* THE PROBLEM:
For the entries below, how many lines include the word "вытачек"? Give the figure and nothing more.

::: INPUT FOR THIS TASK :::

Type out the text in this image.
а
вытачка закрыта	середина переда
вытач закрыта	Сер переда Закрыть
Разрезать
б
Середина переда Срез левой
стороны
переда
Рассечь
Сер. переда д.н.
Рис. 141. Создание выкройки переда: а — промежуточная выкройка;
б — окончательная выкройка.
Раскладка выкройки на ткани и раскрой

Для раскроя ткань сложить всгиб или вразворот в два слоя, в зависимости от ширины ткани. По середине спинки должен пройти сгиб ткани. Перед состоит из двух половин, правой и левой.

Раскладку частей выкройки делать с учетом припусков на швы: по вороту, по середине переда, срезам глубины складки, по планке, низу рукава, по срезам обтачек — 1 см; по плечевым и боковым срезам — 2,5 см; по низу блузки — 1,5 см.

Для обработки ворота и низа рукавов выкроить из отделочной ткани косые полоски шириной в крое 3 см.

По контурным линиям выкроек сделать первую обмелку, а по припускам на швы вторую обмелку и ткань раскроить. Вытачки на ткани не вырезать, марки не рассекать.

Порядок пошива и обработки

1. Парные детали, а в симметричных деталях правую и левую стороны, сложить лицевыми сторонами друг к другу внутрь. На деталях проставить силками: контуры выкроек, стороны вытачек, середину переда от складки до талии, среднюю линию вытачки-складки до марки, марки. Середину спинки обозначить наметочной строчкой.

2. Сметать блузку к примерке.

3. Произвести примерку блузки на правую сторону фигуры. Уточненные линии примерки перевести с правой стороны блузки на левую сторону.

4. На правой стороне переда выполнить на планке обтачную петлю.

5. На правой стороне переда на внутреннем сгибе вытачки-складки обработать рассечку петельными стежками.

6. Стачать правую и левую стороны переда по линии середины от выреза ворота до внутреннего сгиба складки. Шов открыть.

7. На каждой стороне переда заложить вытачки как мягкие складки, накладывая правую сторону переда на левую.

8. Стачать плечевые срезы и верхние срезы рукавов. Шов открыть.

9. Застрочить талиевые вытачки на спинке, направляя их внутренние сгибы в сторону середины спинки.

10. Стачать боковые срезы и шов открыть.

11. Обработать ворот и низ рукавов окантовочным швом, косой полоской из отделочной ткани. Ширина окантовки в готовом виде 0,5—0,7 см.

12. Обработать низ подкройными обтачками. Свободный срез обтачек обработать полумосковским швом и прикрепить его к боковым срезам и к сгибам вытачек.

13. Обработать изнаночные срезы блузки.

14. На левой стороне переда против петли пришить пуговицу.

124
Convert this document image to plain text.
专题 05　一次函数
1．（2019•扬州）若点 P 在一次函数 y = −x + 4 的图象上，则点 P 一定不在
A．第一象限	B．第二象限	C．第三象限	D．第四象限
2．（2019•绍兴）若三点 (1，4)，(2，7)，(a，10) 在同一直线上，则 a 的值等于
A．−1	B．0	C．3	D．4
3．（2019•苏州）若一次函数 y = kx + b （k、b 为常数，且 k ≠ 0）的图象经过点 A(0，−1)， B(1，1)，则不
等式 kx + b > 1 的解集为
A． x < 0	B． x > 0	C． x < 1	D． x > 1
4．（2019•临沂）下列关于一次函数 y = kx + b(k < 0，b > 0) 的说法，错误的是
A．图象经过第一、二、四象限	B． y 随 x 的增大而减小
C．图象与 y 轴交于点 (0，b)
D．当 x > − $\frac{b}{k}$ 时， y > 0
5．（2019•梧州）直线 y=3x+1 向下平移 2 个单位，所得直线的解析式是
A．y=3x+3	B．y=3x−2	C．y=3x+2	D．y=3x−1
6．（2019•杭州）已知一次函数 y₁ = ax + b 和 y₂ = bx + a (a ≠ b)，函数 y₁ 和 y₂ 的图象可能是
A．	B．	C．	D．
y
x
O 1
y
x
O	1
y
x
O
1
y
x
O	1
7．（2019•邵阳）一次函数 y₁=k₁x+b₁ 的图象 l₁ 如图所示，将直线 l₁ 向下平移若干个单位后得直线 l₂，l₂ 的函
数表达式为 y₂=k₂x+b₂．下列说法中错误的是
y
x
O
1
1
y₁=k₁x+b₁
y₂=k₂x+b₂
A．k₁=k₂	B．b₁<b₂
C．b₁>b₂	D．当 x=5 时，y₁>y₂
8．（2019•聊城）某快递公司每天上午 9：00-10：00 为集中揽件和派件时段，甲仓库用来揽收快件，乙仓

:::

* ANSWER FOR THIS EXERCISE:
2